++++ Records for the exercise ++++

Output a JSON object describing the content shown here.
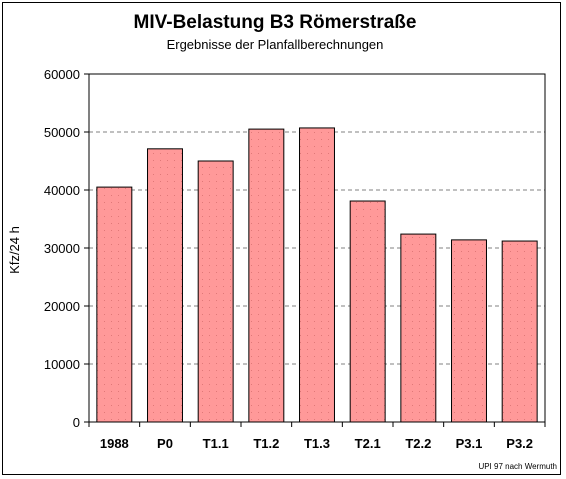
{
  "chart_data": {
    "type": "bar",
    "title": "MIV-Belastung B3 Römerstraße",
    "subtitle": "Ergebnisse der Planfallberechnungen",
    "xlabel": "",
    "ylabel": "Kfz/24 h",
    "categories": [
      "1988",
      "P0",
      "T1.1",
      "T1.2",
      "T1.3",
      "T2.1",
      "T2.2",
      "P3.1",
      "P3.2"
    ],
    "values": [
      40500,
      47100,
      45000,
      50500,
      50700,
      38100,
      32400,
      31400,
      31200
    ],
    "ylim": [
      0,
      60000
    ],
    "yticks": [
      "0",
      "10000",
      "20000",
      "30000",
      "40000",
      "50000",
      "60000"
    ],
    "grid": "horizontal dashed",
    "legend": "none",
    "source_note": "UPI 97 nach Wermuth",
    "colors": {
      "bar": "#ff9999",
      "bar_edge": "#000000",
      "grid": "#808080"
    }
  }
}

++++

- _Exercise_:
Go through the data and gather every line that holds "grid".

- _Solution to this exercise_:
    "grid": "horizontal dashed",
      "grid": "#808080"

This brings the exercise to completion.